Items from a dataset:
-- Start --
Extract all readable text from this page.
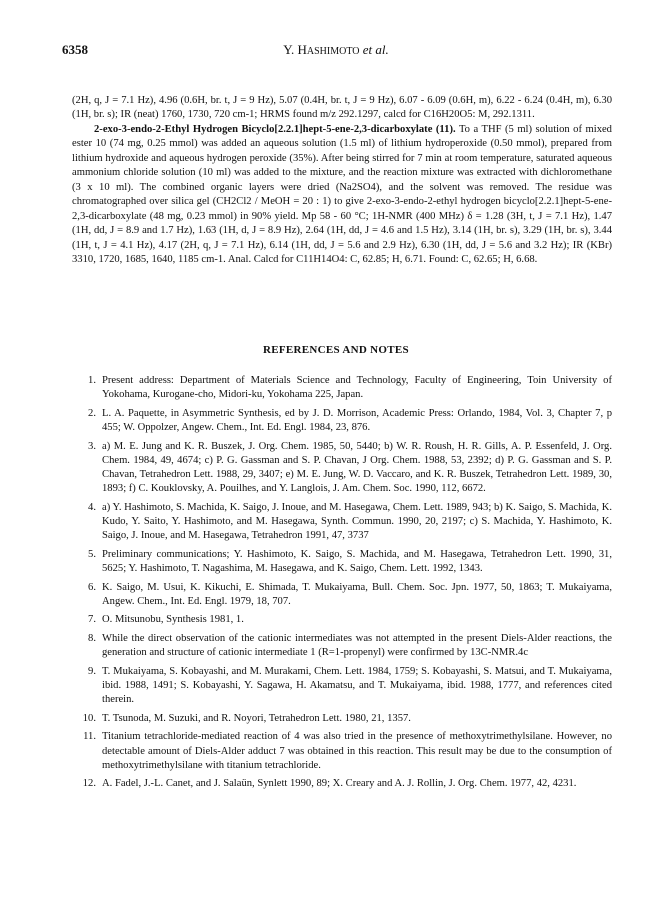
6358	Y. HASHIMOTO et al.

(2H, q, J = 7.1 Hz), 4.96 (0.6H, br. t, J = 9 Hz), 5.07 (0.4H, br. t, J = 9 Hz), 6.07 - 6.09 (0.6H, m), 6.22 - 6.24 (0.4H, m), 6.30 (1H, br. s); IR (neat) 1760, 1730, 720 cm-1; HRMS found m/z 292.1297, calcd for C16H20O5: M, 292.1311.

2-exo-3-endo-2-Ethyl Hydrogen Bicyclo[2.2.1]hept-5-ene-2,3-dicarboxylate (11). To a THF (5 ml) solution of mixed ester 10 (74 mg, 0.25 mmol) was added an aqueous solution (1.5 ml) of lithium hydroperoxide (0.50 mmol), prepared from lithium hydroxide and aqueous hydrogen peroxide (35%). After being stirred for 7 min at room temperature, saturated aqueous ammonium chloride solution (10 ml) was added to the mixture, and the reaction mixture was extracted with dichloromethane (3 x 10 ml). The combined organic layers were dried (Na2SO4), and the solvent was removed. The residue was chromatographed over silica gel (CH2Cl2 / MeOH = 20 : 1) to give 2-exo-3-endo-2-ethyl hydrogen bicyclo[2.2.1]hept-5-ene-2,3-dicarboxylate (48 mg, 0.23 mmol) in 90% yield. Mp 58 - 60 °C; 1H-NMR (400 MHz) δ = 1.28 (3H, t, J = 7.1 Hz), 1.47 (1H, dd, J = 8.9 and 1.7 Hz), 1.63 (1H, d, J = 8.9 Hz), 2.64 (1H, dd, J = 4.6 and 1.5 Hz), 3.14 (1H, br. s), 3.29 (1H, br. s), 3.44 (1H, t, J = 4.1 Hz), 4.17 (2H, q, J = 7.1 Hz), 6.14 (1H, dd, J = 5.6 and 2.9 Hz), 6.30 (1H, dd, J = 5.6 and 3.2 Hz); IR (KBr) 3310, 1720, 1685, 1640, 1185 cm-1. Anal. Calcd for C11H14O4: C, 62.85; H, 6.71. Found: C, 62.65; H, 6.68.

REFERENCES AND NOTES
1. Present address: Department of Materials Science and Technology, Faculty of Engineering, Toin University of Yokohama, Kurogane-cho, Midori-ku, Yokohama 225, Japan.
2. L. A. Paquette, in Asymmetric Synthesis, ed by J. D. Morrison, Academic Press: Orlando, 1984, Vol. 3, Chapter 7, p 455; W. Oppolzer, Angew. Chem., Int. Ed. Engl. 1984, 23, 876.
3. a) M. E. Jung and K. R. Buszek, J. Org. Chem. 1985, 50, 5440; b) W. R. Roush, H. R. Gills, A. P. Essenfeld, J. Org. Chem. 1984, 49, 4674; c) P. G. Gassman and S. P. Chavan, J Org. Chem. 1988, 53, 2392; d) P. G. Gassman and S. P. Chavan, Tetrahedron Lett. 1988, 29, 3407; e) M. E. Jung, W. D. Vaccaro, and K. R. Buszek, Tetrahedron Lett. 1989, 30, 1893; f) C. Kouklovsky, A. Pouilhes, and Y. Langlois, J. Am. Chem. Soc. 1990, 112, 6672.
4. a) Y. Hashimoto, S. Machida, K. Saigo, J. Inoue, and M. Hasegawa, Chem. Lett. 1989, 943; b) K. Saigo, S. Machida, K. Kudo, Y. Saito, Y. Hashimoto, and M. Hasegawa, Synth. Commun. 1990, 20, 2197; c) S. Machida, Y. Hashimoto, K. Saigo, J. Inoue, and M. Hasegawa, Tetrahedron 1991, 47, 3737
5. Preliminary communications; Y. Hashimoto, K. Saigo, S. Machida, and M. Hasegawa, Tetrahedron Lett. 1990, 31, 5625; Y. Hashimoto, T. Nagashima, M. Hasegawa, and K. Saigo, Chem. Lett. 1992, 1343.
6. K. Saigo, M. Usui, K. Kikuchi, E. Shimada, T. Mukaiyama, Bull. Chem. Soc. Jpn. 1977, 50, 1863; T. Mukaiyama, Angew. Chem., Int. Ed. Engl. 1979, 18, 707.
7. O. Mitsunobu, Synthesis 1981, 1.
8. While the direct observation of the cationic intermediates was not attempted in the present Diels-Alder reactions, the generation and structure of cationic intermediate 1 (R=1-propenyl) were confirmed by 13C-NMR.4c
9. T. Mukaiyama, S. Kobayashi, and M. Murakami, Chem. Lett. 1984, 1759; S. Kobayashi, S. Matsui, and T. Mukaiyama, ibid. 1988, 1491; S. Kobayashi, Y. Sagawa, H. Akamatsu, and T. Mukaiyama, ibid. 1988, 1777, and references cited therein.
10. T. Tsunoda, M. Suzuki, and R. Noyori, Tetrahedron Lett. 1980, 21, 1357.
11. Titanium tetrachloride-mediated reaction of 4 was also tried in the presence of methoxytrimethylsilane. However, no detectable amount of Diels-Alder adduct 7 was obtained in this reaction. This result may be due to the consumption of methoxytrimethylsilane with titanium tetrachloride.
12. A. Fadel, J.-L. Canet, and J. Salaün, Synlett 1990, 89; X. Creary and A. J. Rollin, J. Org. Chem. 1977, 42, 4231.
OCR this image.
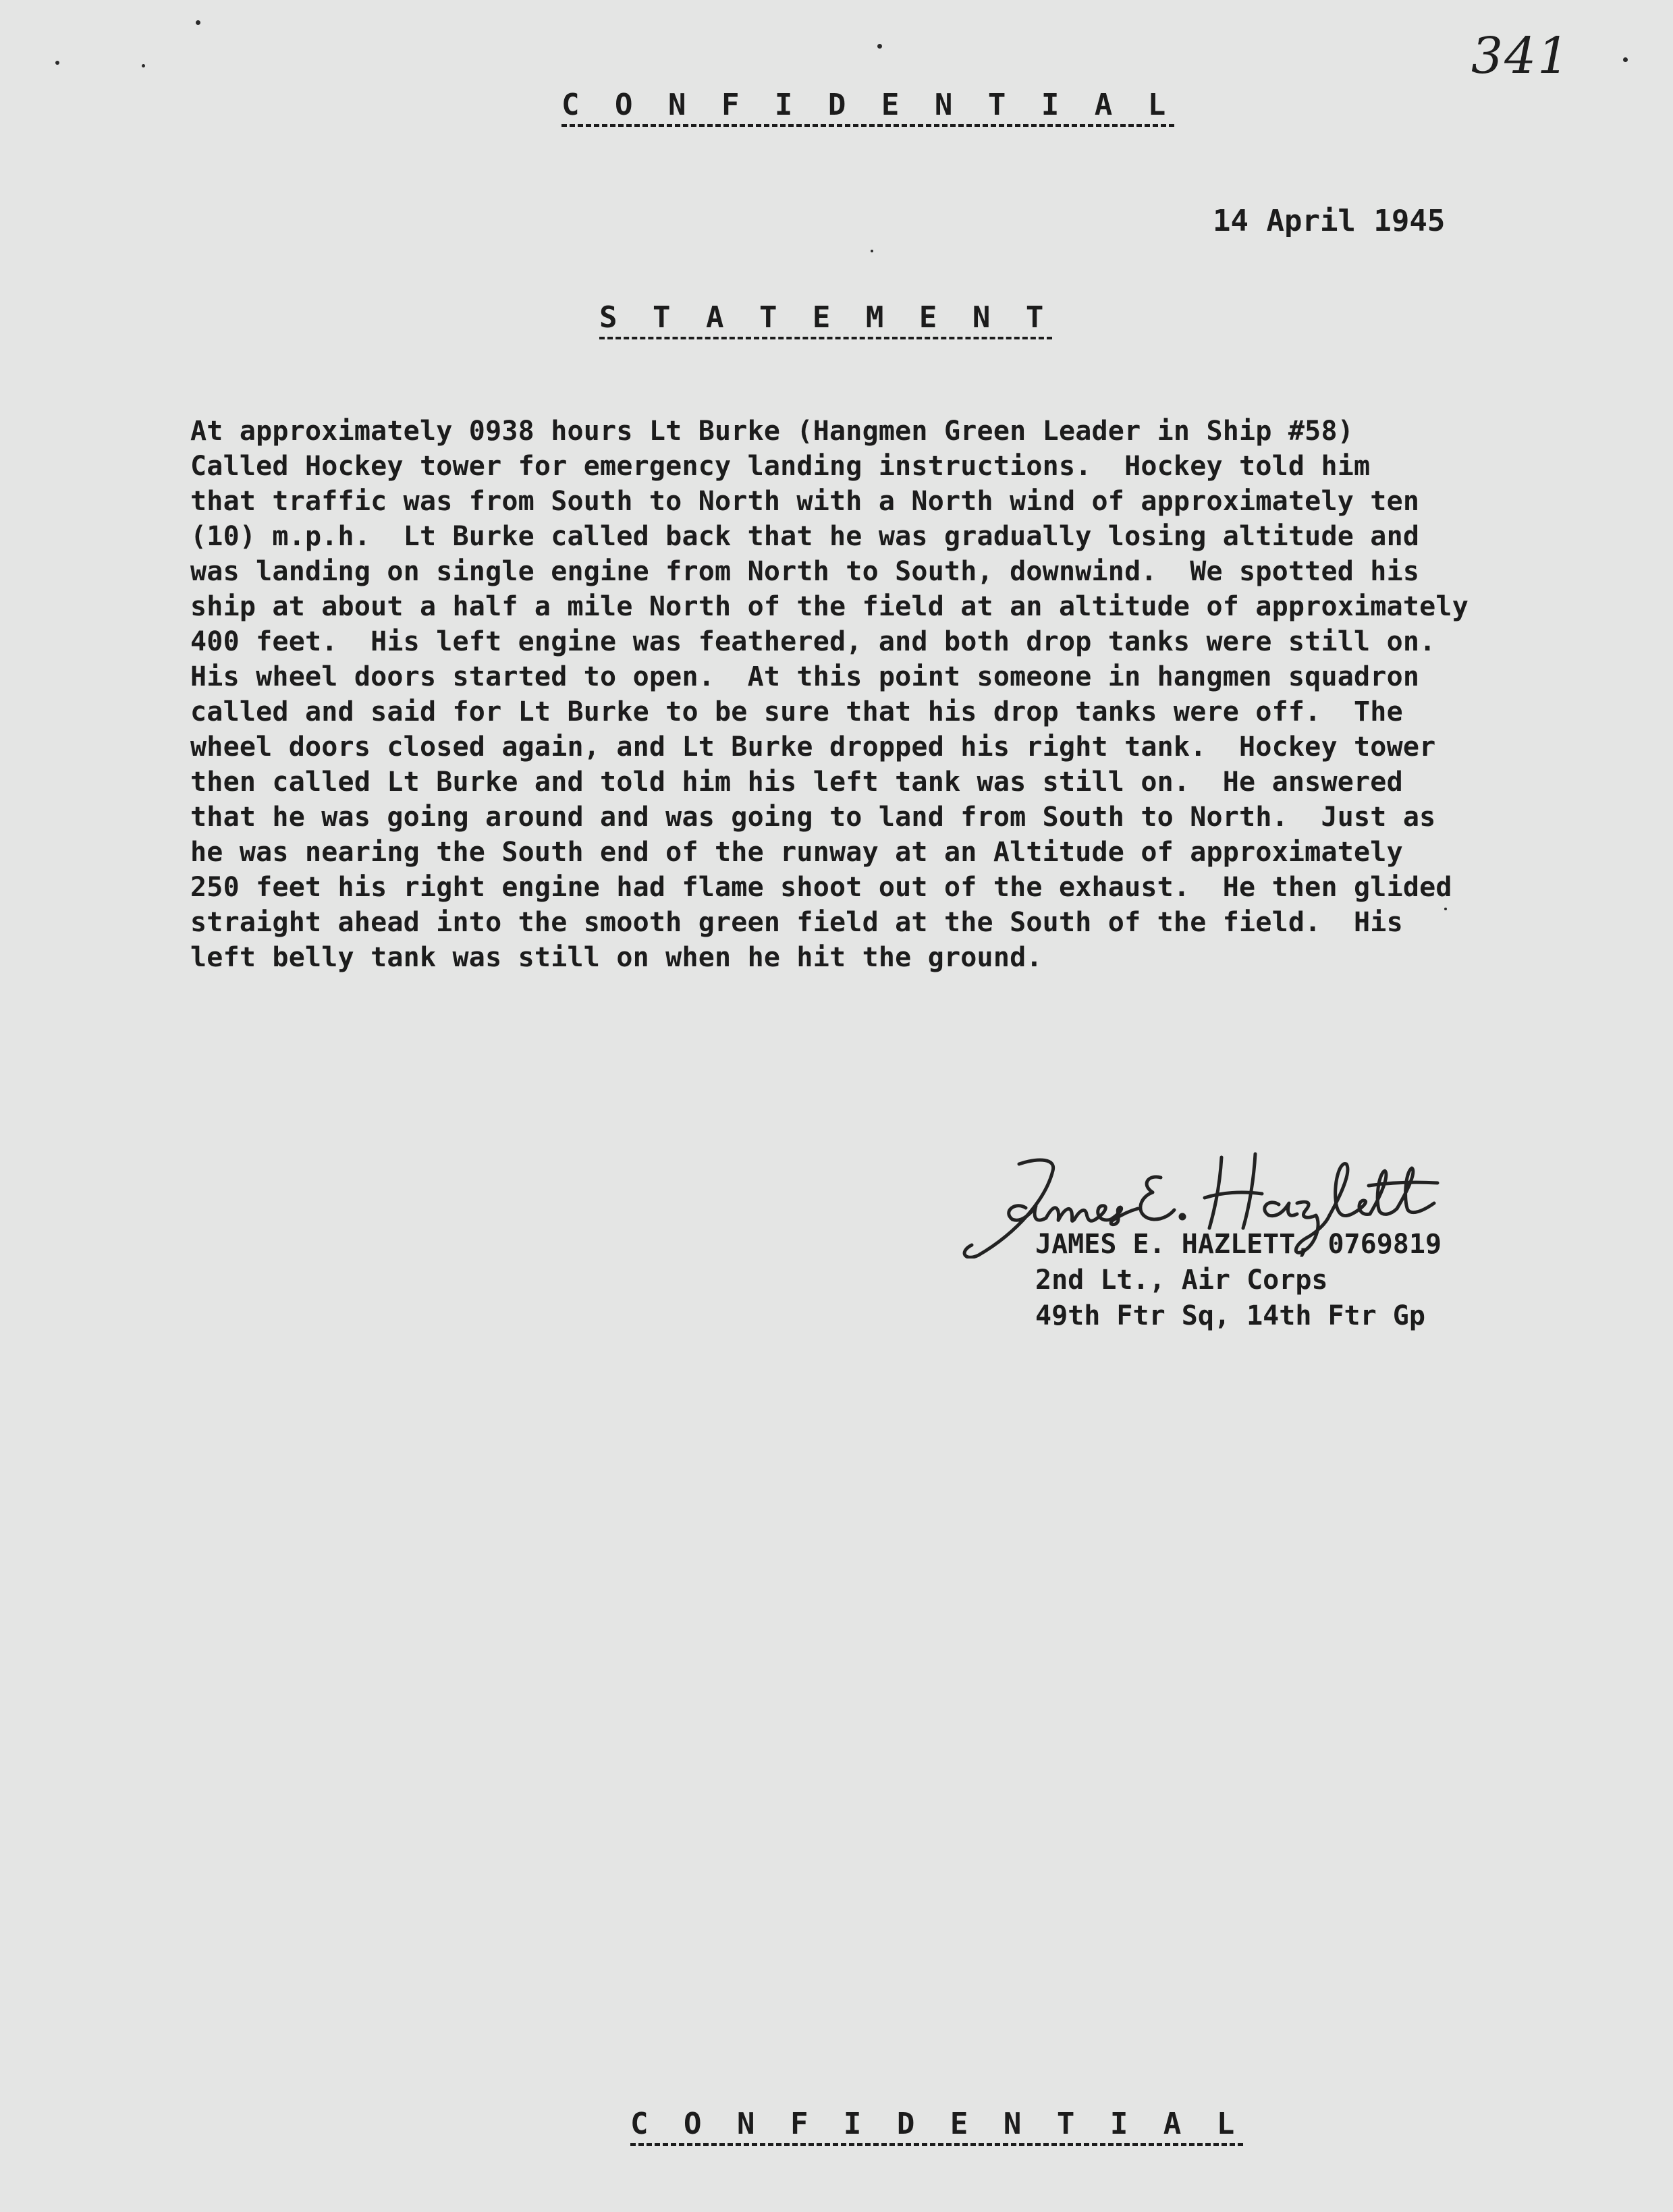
341
C O N F I D E N T I A L
14 April 1945
S T A T E M E N T
At approximately 0938 hours Lt Burke (Hangmen Green Leader in Ship #58)
Called Hockey tower for emergency landing instructions.  Hockey told him
that traffic was from South to North with a North wind of approximately ten
(10) m.p.h.  Lt Burke called back that he was gradually losing altitude and
was landing on single engine from North to South, downwind.  We spotted his
ship at about a half a mile North of the field at an altitude of approximately
400 feet.  His left engine was feathered, and both drop tanks were still on.
His wheel doors started to open.  At this point someone in hangmen squadron
called and said for Lt Burke to be sure that his drop tanks were off.  The
wheel doors closed again, and Lt Burke dropped his right tank.  Hockey tower
then called Lt Burke and told him his left tank was still on.  He answered
that he was going around and was going to land from South to North.  Just as
he was nearing the South end of the runway at an Altitude of approximately
250 feet his right engine had flame shoot out of the exhaust.  He then glided
straight ahead into the smooth green field at the South of the field.  His
left belly tank was still on when he hit the ground.
JAMES E. HAZLETT, 0769819
2nd Lt., Air Corps
49th Ftr Sq, 14th Ftr Gp
C O N F I D E N T I A L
-- End --
WHAT YOU WILL DO:
Go through the records above and copy every line with the word "wheel".

OUTPUT:
His wheel doors started to open.  At this point someone in hangmen squadron
wheel doors closed again, and Lt Burke dropped his right tank.  Hockey tower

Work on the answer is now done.